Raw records
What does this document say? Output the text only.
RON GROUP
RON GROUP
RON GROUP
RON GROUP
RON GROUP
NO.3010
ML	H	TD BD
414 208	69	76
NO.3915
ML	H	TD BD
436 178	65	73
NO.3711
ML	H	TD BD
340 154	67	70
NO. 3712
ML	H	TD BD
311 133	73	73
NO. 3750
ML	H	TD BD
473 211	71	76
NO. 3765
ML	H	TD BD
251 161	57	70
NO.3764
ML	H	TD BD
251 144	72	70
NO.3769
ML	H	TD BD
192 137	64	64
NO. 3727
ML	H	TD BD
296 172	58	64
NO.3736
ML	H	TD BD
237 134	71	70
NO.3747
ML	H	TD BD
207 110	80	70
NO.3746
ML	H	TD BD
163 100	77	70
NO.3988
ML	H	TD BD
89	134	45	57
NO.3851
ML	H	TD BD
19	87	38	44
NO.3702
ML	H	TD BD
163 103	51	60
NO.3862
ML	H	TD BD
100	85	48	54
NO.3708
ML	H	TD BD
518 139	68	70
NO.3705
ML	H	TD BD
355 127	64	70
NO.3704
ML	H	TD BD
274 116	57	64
==
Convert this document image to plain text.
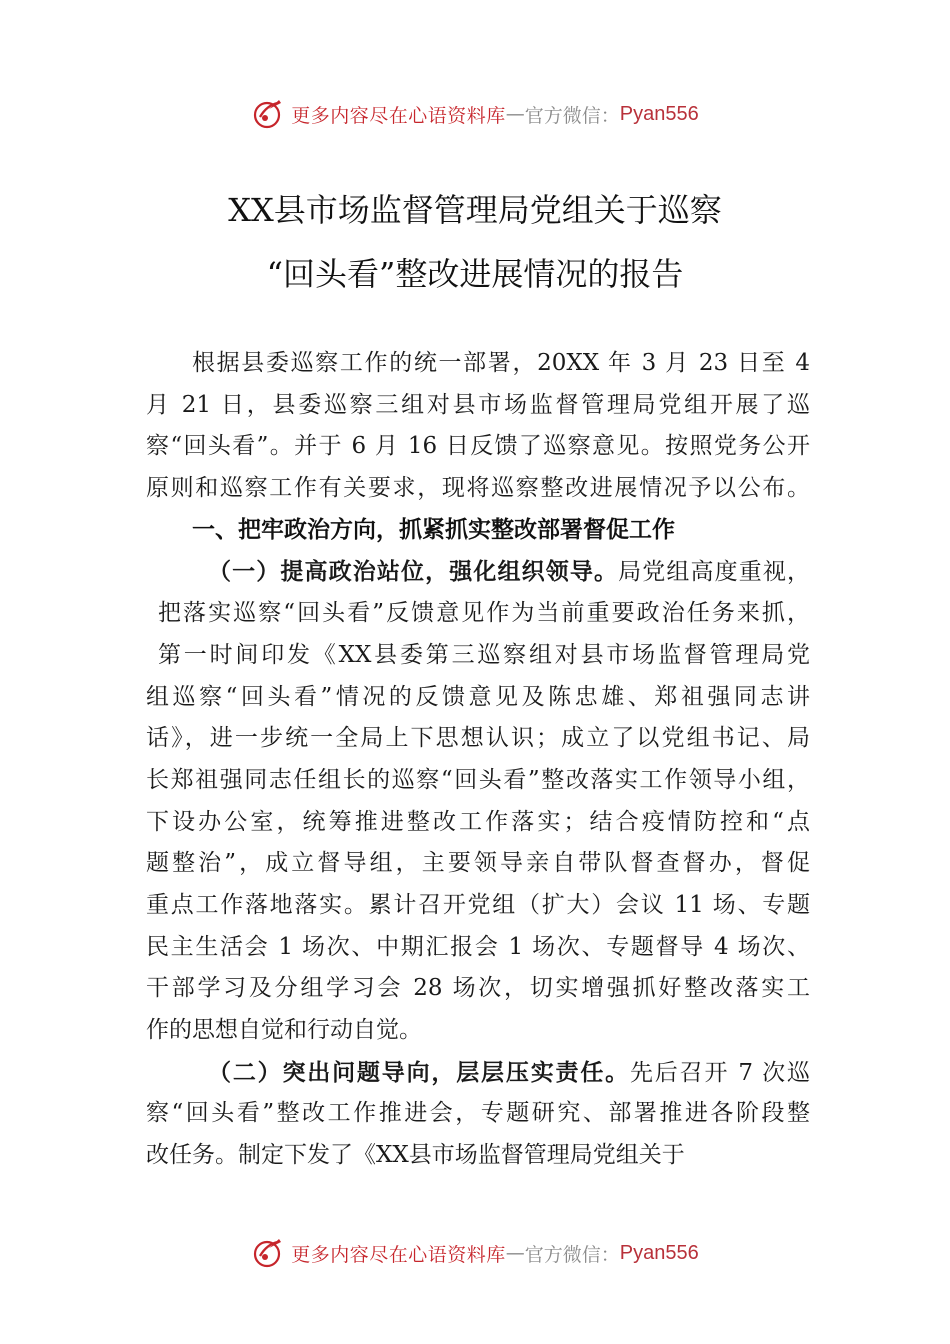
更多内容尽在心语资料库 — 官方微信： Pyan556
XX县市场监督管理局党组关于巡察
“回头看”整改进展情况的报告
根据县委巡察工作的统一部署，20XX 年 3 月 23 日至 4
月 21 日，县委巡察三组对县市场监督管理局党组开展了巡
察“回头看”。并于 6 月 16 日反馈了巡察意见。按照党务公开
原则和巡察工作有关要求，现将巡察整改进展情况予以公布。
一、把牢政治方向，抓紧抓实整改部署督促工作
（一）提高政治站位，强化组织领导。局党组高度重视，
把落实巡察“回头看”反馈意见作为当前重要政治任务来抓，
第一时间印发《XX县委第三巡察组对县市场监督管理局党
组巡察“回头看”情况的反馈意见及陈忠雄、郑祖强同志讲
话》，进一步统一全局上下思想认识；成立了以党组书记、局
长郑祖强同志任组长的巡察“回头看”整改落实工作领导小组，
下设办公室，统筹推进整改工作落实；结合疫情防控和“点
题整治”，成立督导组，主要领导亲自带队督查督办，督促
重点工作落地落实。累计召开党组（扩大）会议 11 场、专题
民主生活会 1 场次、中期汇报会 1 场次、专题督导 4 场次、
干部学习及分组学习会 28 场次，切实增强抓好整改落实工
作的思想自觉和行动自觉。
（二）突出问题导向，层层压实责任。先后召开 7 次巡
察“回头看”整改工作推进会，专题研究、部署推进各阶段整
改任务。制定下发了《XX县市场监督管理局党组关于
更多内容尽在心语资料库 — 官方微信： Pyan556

WHAT IS NEEDED: On how many lines does the word "document" appear? Answer with only the number.

EXPECTED ANSWER: 2